Return the complete listing that follows, with each line reproduced exactly.

Stored items
....

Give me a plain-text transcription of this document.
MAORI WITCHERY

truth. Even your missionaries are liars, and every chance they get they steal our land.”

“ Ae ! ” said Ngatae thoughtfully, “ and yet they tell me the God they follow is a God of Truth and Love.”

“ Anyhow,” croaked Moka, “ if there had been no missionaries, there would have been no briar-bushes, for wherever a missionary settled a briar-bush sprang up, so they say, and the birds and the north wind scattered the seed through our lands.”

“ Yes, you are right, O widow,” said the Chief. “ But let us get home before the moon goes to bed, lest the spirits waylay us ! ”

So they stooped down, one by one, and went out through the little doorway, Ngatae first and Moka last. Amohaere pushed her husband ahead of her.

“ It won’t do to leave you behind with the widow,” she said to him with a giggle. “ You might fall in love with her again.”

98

....

Response for this exercise:
Give me a plain-text transcription of this document.
MAORI WITCHERY

truth. Even your missionaries are liars, and every chance they get they steal our land.”

“ Ae ! ” said Ngatae thoughtfully, “ and yet they tell me the God they follow is a God of Truth and Love.”

“ Anyhow,” croaked Moka, “ if there had been no missionaries, there would have been no briar-bushes, for wherever a missionary settled a briar-bush sprang up, so they say, and the birds and the north wind scattered the seed through our lands.”

“ Yes, you are right, O widow,” said the Chief. “ But let us get home before the moon goes to bed, lest the spirits waylay us ! ”

So they stooped down, one by one, and went out through the little doorway, Ngatae first and Moka last. Amohaere pushed her husband ahead of her.

“ It won’t do to leave you behind with the widow,” she said to him with a giggle. “ You might fall in love with her again.”

98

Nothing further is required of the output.